>> START Listed entries

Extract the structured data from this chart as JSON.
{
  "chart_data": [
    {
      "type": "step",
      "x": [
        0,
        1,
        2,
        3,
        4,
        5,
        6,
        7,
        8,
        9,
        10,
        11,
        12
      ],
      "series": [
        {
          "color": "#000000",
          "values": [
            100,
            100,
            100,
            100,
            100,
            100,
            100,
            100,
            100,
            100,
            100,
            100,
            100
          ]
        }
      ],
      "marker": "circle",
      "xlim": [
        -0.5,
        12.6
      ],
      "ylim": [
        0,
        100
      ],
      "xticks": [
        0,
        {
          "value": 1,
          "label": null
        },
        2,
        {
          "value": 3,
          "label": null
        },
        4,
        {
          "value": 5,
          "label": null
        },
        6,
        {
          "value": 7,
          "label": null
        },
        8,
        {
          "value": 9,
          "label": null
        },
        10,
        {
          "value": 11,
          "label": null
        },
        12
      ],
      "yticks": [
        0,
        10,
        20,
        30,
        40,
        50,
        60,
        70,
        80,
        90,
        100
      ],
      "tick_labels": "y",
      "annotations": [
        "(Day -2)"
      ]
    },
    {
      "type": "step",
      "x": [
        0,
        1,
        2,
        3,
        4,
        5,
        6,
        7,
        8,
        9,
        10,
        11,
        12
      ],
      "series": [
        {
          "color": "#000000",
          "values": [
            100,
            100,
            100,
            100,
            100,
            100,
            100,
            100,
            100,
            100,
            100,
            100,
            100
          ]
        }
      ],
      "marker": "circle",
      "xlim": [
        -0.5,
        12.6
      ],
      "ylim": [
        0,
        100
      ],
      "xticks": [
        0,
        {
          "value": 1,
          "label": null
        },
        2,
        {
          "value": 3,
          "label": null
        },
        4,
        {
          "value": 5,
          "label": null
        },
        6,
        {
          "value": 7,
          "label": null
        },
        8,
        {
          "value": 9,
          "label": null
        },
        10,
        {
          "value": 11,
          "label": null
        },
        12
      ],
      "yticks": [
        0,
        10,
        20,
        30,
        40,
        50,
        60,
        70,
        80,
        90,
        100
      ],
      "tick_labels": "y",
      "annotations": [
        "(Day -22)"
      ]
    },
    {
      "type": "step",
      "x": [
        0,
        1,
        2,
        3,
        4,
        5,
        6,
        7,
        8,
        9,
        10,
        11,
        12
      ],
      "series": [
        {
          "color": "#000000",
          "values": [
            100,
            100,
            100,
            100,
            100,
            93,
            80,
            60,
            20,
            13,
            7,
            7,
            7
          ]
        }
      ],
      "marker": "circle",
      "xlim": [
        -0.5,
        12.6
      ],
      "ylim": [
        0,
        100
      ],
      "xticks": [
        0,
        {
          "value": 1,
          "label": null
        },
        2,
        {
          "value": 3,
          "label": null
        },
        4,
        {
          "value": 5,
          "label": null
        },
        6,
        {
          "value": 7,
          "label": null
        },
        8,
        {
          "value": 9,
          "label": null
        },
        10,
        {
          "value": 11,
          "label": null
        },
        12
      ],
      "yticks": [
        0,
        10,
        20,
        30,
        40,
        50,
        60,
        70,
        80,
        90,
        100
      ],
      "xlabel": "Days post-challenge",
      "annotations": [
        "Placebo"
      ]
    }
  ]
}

>> END Listed entries

_Short problem:_
Transcribe the material exactly as it reads.

_Complete response:_
Extract the structured data from this chart as JSON.
{
  "chart_data": [
    {
      "type": "step",
      "x": [
        0,
        1,
        2,
        3,
        4,
        5,
        6,
        7,
        8,
        9,
        10,
        11,
        12
      ],
      "series": [
        {
          "color": "#000000",
          "values": [
            100,
            100,
            100,
            100,
            100,
            100,
            100,
            100,
            100,
            100,
            100,
            100,
            100
          ]
        }
      ],
      "marker": "circle",
      "xlim": [
        -0.5,
        12.6
      ],
      "ylim": [
        0,
        100
      ],
      "xticks": [
        0,
        {
          "value": 1,
          "label": null
        },
        2,
        {
          "value": 3,
          "label": null
        },
        4,
        {
          "value": 5,
          "label": null
        },
        6,
        {
          "value": 7,
          "label": null
        },
        8,
        {
          "value": 9,
          "label": null
        },
        10,
        {
          "value": 11,
          "label": null
        },
        12
      ],
      "yticks": [
        0,
        10,
        20,
        30,
        40,
        50,
        60,
        70,
        80,
        90,
        100
      ],
      "tick_labels": "y",
      "annotations": [
        "(Day -2)"
      ]
    },
    {
      "type": "step",
      "x": [
        0,
        1,
        2,
        3,
        4,
        5,
        6,
        7,
        8,
        9,
        10,
        11,
        12
      ],
      "series": [
        {
          "color": "#000000",
          "values": [
            100,
            100,
            100,
            100,
            100,
            100,
            100,
            100,
            100,
            100,
            100,
            100,
            100
          ]
        }
      ],
      "marker": "circle",
      "xlim": [
        -0.5,
        12.6
      ],
      "ylim": [
        0,
        100
      ],
      "xticks": [
        0,
        {
          "value": 1,
          "label": null
        },
        2,
        {
          "value": 3,
          "label": null
        },
        4,
        {
          "value": 5,
          "label": null
        },
        6,
        {
          "value": 7,
          "label": null
        },
        8,
        {
          "value": 9,
          "label": null
        },
        10,
        {
          "value": 11,
          "label": null
        },
        12
      ],
      "yticks": [
        0,
        10,
        20,
        30,
        40,
        50,
        60,
        70,
        80,
        90,
        100
      ],
      "tick_labels": "y",
      "annotations": [
        "(Day -22)"
      ]
    },
    {
      "type": "step",
      "x": [
        0,
        1,
        2,
        3,
        4,
        5,
        6,
        7,
        8,
        9,
        10,
        11,
        12
      ],
      "series": [
        {
          "color": "#000000",
          "values": [
            100,
            100,
            100,
            100,
            100,
            93,
            80,
            60,
            20,
            13,
            7,
            7,
            7
          ]
        }
      ],
      "marker": "circle",
      "xlim": [
        -0.5,
        12.6
      ],
      "ylim": [
        0,
        100
      ],
      "xticks": [
        0,
        {
          "value": 1,
          "label": null
        },
        2,
        {
          "value": 3,
          "label": null
        },
        4,
        {
          "value": 5,
          "label": null
        },
        6,
        {
          "value": 7,
          "label": null
        },
        8,
        {
          "value": 9,
          "label": null
        },
        10,
        {
          "value": 11,
          "label": null
        },
        12
      ],
      "yticks": [
        0,
        10,
        20,
        30,
        40,
        50,
        60,
        70,
        80,
        90,
        100
      ],
      "xlabel": "Days post-challenge",
      "annotations": [
        "Placebo"
      ]
    }
  ]
}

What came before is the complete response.